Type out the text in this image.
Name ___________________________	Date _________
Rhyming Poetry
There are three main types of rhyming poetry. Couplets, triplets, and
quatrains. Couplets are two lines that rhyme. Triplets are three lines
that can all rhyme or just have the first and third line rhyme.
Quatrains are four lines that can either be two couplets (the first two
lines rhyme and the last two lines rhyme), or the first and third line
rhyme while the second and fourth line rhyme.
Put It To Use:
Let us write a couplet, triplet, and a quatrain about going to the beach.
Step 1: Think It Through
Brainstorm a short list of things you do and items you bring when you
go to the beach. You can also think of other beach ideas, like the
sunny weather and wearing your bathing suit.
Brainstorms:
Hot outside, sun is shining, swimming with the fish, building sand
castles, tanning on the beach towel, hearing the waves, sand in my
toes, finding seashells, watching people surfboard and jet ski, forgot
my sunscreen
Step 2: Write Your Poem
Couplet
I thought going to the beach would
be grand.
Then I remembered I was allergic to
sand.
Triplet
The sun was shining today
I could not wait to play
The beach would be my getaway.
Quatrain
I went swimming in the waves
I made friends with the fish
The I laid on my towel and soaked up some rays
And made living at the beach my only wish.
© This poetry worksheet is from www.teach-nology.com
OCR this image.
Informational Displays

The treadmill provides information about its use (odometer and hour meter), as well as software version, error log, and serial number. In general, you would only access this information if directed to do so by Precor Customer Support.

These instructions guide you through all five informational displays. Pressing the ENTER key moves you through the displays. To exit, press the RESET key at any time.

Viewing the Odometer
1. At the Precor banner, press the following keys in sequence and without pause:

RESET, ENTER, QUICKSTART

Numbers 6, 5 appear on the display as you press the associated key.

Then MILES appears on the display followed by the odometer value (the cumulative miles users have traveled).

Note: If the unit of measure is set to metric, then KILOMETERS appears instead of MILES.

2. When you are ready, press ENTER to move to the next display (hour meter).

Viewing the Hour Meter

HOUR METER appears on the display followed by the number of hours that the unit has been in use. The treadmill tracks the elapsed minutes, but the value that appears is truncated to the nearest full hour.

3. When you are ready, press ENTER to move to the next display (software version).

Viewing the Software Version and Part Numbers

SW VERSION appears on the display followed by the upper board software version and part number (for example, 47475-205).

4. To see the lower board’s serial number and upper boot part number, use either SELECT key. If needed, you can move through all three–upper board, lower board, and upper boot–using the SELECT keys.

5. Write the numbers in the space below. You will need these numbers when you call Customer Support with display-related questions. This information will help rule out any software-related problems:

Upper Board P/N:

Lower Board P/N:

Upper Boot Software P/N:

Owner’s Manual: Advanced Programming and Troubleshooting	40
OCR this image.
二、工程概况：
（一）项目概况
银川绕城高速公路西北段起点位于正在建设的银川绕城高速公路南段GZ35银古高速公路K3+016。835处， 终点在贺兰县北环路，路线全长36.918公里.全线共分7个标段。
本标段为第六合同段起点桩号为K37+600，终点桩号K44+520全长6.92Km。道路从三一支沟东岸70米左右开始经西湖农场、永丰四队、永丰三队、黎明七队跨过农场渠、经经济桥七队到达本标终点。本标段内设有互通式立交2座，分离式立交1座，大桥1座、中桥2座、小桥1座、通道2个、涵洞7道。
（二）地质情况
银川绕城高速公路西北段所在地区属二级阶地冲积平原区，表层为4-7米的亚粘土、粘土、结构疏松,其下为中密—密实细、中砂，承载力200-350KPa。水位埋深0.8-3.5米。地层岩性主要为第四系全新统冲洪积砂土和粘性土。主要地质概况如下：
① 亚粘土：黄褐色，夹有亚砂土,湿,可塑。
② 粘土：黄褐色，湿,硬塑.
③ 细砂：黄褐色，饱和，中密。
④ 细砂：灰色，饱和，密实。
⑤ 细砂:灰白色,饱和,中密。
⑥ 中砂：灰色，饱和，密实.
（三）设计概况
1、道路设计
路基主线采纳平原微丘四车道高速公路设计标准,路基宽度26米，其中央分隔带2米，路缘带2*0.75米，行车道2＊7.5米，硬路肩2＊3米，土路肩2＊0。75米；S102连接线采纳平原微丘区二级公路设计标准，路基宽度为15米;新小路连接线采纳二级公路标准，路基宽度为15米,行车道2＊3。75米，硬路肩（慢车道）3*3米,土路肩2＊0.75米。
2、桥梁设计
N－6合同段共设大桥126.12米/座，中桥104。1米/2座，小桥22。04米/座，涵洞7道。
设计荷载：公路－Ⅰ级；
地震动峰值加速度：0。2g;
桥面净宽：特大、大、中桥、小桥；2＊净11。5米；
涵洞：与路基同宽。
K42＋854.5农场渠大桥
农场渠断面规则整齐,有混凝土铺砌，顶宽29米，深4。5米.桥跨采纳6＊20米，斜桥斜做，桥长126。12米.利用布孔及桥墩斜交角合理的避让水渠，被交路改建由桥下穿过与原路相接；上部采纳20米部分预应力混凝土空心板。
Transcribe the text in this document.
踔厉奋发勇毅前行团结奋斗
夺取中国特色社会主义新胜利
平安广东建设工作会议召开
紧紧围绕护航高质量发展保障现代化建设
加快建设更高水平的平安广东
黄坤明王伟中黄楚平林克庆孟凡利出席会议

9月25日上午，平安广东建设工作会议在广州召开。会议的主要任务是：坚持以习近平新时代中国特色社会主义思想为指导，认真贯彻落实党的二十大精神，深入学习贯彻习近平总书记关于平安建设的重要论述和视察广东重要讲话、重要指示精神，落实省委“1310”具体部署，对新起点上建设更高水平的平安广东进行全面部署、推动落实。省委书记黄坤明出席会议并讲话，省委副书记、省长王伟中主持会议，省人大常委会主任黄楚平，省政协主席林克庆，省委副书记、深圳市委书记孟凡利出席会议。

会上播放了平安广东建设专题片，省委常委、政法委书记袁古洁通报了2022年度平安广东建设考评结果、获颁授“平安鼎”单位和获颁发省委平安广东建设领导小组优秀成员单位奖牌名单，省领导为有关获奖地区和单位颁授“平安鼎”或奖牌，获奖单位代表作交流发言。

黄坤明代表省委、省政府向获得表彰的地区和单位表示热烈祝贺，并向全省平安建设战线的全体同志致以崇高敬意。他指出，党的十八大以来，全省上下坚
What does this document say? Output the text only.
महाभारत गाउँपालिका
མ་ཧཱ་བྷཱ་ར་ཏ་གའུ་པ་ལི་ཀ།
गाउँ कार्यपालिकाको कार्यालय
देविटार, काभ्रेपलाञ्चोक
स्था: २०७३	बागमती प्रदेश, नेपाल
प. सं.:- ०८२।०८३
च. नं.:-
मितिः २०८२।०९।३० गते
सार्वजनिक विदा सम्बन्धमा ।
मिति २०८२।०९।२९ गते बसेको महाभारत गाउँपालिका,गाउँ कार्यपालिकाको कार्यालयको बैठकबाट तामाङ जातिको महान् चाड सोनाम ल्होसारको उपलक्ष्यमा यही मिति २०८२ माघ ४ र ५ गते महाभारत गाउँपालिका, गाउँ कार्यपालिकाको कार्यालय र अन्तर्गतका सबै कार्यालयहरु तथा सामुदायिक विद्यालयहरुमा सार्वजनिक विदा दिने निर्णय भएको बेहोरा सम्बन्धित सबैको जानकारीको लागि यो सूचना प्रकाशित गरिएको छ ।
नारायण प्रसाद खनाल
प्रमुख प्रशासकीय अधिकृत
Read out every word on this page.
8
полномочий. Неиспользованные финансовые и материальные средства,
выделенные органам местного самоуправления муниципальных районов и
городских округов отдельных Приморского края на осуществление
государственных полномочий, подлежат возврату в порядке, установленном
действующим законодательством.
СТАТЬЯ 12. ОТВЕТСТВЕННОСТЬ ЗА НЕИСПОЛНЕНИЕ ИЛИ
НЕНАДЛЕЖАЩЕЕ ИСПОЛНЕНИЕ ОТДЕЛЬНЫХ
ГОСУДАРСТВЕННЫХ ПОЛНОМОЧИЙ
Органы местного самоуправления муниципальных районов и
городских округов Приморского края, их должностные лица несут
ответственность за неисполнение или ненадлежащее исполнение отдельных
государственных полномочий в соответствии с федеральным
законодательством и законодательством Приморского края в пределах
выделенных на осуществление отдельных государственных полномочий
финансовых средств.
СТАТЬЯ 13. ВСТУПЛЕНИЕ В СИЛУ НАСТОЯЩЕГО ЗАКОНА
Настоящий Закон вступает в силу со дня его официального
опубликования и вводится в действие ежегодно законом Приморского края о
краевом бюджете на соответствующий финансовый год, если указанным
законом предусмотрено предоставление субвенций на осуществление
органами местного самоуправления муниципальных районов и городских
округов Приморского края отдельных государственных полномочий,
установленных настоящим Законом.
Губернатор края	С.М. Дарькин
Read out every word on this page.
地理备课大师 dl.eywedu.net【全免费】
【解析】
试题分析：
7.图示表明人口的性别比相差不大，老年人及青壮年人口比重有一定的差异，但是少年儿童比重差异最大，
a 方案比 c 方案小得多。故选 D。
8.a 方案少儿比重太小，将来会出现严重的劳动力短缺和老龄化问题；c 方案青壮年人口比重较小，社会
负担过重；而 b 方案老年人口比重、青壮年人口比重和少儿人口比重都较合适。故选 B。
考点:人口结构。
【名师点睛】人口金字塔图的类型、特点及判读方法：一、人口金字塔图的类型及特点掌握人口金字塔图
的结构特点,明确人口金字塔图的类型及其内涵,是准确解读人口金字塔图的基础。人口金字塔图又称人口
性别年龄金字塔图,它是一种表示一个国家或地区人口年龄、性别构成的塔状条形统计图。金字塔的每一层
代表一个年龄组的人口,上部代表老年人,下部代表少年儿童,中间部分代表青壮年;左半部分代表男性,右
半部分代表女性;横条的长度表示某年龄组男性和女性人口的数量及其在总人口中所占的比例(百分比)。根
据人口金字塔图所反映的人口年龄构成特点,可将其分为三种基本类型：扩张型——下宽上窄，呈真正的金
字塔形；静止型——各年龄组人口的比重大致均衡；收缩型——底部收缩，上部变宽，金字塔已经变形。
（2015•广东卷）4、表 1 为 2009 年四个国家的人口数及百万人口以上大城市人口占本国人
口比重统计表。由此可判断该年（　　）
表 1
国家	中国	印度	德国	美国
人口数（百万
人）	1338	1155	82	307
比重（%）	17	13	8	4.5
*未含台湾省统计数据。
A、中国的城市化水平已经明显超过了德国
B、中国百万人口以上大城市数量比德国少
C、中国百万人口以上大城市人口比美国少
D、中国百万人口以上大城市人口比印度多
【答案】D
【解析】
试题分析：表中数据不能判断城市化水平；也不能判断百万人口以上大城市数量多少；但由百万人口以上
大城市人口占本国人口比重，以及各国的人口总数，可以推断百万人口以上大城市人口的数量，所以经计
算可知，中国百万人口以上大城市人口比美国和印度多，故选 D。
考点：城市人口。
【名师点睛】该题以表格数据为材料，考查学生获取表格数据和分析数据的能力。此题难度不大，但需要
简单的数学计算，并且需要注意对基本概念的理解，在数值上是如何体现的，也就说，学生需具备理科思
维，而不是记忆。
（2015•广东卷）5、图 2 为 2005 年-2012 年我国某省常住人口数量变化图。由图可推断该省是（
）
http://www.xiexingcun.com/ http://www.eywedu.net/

────────────────────

Of the lines above, how many contain the word "муниципальных"? Provide the number and nothing else.

3